### Stored dataset items
---------------
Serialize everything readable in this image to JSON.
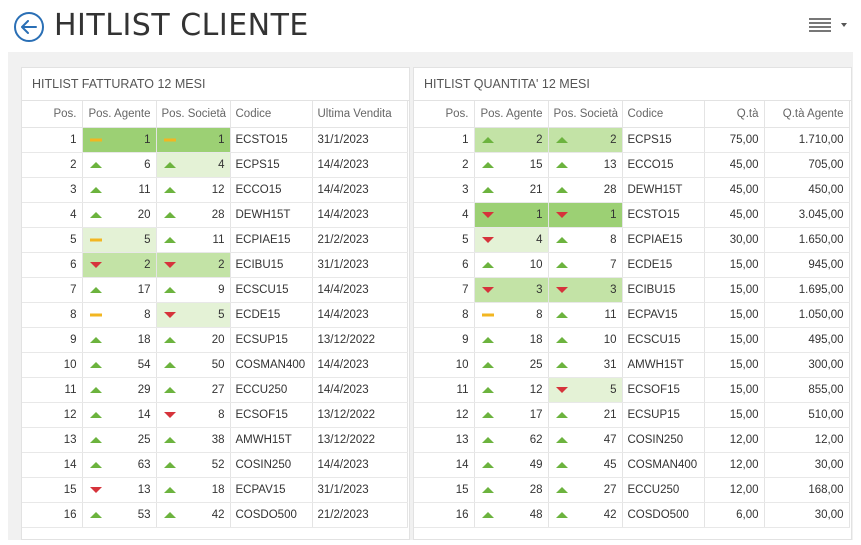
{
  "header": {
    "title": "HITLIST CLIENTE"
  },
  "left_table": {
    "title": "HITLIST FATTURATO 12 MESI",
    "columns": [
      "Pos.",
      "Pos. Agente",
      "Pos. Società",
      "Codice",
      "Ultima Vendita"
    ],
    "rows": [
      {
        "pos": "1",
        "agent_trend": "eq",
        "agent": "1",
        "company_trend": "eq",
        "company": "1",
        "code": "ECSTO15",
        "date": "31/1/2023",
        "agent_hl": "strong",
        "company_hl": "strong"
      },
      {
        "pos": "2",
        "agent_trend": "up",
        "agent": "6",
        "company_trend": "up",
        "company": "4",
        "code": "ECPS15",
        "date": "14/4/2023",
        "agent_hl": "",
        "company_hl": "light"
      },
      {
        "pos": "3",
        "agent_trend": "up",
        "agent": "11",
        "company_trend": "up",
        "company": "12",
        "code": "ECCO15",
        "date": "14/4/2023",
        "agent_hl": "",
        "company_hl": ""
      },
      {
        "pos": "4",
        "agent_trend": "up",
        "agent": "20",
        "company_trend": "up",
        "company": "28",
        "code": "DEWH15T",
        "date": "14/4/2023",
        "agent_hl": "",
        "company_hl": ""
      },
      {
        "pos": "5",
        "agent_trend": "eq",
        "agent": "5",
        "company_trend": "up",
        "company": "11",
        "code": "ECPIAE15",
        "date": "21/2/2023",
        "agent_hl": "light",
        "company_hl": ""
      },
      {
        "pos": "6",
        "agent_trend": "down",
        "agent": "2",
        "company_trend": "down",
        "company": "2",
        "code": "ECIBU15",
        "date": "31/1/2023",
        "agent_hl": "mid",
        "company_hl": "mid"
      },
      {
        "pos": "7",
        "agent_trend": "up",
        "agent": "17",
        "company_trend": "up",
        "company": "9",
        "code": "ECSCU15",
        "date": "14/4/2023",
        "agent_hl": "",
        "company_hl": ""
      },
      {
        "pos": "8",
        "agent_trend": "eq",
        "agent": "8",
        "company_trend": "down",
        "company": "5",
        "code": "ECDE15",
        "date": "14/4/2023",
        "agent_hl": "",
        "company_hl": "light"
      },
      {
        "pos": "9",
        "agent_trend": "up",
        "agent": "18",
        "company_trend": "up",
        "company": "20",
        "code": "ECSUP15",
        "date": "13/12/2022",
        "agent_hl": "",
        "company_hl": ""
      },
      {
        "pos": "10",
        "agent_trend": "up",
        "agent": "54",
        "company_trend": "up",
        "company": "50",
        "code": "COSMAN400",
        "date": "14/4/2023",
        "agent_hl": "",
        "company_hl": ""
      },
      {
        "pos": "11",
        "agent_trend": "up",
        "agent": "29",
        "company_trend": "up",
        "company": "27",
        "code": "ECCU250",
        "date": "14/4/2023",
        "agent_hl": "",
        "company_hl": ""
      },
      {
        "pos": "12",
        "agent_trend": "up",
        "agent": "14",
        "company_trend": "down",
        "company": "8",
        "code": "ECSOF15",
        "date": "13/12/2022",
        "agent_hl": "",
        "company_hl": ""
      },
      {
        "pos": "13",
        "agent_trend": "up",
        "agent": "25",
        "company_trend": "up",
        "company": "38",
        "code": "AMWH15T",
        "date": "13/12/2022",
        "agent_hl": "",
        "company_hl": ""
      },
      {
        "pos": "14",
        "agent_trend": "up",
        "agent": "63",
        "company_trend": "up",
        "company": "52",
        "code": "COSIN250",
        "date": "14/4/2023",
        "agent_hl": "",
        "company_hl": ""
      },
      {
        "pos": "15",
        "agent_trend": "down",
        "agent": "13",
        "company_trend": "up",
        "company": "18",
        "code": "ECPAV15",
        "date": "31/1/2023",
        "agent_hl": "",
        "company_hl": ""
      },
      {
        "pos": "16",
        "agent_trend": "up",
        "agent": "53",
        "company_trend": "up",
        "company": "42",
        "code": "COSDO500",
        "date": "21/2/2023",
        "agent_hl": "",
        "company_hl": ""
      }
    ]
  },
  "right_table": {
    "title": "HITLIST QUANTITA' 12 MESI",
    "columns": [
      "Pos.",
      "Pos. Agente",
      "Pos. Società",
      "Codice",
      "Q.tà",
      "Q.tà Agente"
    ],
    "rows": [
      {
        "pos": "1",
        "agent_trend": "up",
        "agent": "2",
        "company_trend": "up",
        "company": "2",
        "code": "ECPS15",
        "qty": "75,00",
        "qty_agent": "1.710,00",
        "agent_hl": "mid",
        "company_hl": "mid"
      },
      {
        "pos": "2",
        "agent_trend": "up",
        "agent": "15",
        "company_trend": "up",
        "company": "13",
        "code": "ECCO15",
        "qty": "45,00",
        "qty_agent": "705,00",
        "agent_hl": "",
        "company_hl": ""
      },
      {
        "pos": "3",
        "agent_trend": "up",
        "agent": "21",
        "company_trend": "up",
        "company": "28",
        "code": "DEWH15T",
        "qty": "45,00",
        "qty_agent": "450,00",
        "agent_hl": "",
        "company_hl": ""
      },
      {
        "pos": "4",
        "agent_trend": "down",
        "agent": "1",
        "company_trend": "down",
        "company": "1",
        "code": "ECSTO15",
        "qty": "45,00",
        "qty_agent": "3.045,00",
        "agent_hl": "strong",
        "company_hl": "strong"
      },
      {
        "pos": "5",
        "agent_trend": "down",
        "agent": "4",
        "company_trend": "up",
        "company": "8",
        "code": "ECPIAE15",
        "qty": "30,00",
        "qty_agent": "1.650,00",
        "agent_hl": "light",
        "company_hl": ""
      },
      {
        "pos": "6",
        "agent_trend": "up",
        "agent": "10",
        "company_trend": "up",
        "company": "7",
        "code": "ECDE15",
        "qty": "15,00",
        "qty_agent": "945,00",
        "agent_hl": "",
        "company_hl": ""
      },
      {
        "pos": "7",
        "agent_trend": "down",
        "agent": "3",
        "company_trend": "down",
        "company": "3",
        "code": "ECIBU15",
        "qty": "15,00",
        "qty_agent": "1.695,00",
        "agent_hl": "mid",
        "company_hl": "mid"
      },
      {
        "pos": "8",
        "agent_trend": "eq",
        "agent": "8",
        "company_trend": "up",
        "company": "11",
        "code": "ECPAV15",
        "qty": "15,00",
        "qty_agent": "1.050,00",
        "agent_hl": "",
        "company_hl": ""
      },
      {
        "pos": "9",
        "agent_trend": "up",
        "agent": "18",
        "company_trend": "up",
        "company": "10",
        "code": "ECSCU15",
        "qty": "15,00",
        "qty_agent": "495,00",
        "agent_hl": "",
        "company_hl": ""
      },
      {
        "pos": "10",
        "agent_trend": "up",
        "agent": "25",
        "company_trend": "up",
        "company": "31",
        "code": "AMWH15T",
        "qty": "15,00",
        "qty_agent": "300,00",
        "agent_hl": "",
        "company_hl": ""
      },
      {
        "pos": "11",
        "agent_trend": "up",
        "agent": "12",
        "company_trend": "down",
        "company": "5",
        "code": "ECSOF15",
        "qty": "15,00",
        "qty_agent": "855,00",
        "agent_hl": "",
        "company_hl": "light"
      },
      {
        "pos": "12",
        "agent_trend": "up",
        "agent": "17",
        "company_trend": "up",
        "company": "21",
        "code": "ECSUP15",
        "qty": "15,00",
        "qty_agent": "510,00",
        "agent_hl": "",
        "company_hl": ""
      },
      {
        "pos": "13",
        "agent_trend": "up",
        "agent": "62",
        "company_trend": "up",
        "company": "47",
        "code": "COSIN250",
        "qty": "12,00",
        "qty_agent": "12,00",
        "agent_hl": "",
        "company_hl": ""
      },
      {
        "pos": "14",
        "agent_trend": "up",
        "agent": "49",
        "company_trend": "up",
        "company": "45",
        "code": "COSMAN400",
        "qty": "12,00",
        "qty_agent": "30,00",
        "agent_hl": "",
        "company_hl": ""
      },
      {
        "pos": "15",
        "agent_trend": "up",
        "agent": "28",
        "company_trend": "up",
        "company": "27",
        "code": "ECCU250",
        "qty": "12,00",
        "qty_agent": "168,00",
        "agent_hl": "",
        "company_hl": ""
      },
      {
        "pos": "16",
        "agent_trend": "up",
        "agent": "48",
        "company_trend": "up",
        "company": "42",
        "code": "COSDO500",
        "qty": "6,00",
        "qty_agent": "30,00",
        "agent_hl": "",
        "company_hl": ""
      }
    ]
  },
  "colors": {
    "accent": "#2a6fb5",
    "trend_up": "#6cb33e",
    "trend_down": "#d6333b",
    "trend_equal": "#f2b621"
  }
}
---------------
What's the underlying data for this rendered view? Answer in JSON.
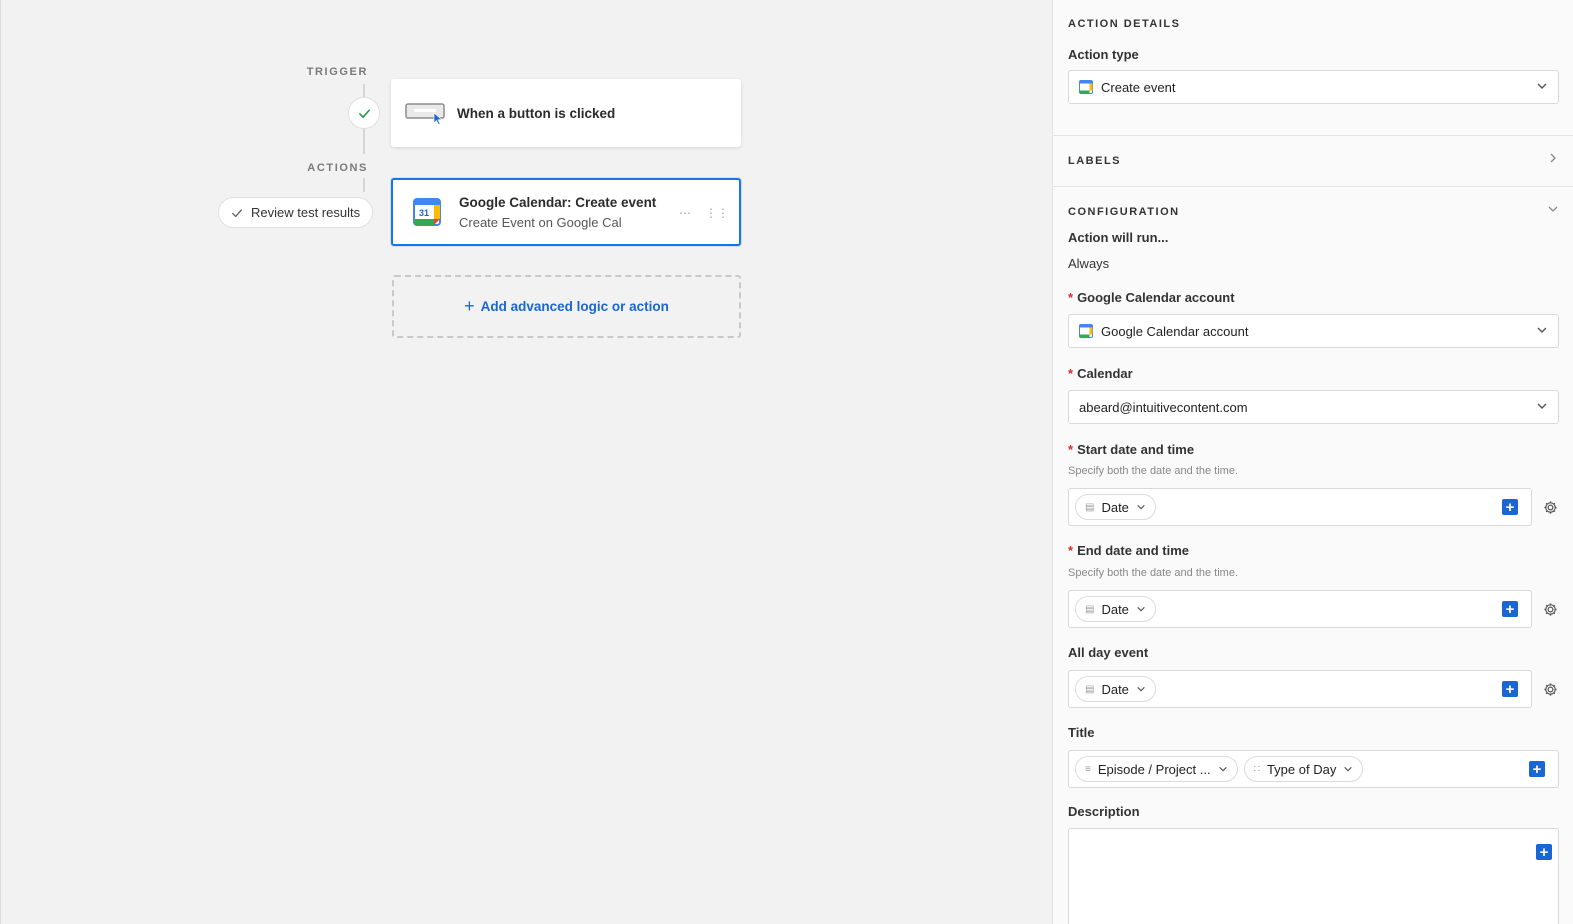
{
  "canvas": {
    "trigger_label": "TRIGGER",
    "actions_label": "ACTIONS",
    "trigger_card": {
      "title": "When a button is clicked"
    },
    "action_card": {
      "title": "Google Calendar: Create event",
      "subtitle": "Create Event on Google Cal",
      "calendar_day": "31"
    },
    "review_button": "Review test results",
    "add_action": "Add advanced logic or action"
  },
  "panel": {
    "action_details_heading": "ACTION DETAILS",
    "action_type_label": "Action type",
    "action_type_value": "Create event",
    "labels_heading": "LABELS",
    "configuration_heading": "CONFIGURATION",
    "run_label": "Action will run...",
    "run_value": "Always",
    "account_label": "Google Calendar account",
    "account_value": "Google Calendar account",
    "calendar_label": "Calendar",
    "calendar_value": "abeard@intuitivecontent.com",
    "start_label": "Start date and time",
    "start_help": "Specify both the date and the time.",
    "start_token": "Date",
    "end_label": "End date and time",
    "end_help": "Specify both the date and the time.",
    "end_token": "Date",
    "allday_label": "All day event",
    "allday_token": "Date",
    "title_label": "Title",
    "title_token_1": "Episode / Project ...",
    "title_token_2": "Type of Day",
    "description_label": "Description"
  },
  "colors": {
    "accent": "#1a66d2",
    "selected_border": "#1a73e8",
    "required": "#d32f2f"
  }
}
---------------
Scan the listing above. Gather each line that contains the word "HITLIST".

### Written solution
    "title": "HITLIST CLIENTE"
    "title": "HITLIST FATTURATO 12 MESI",
    "title": "HITLIST QUANTITA' 12 MESI",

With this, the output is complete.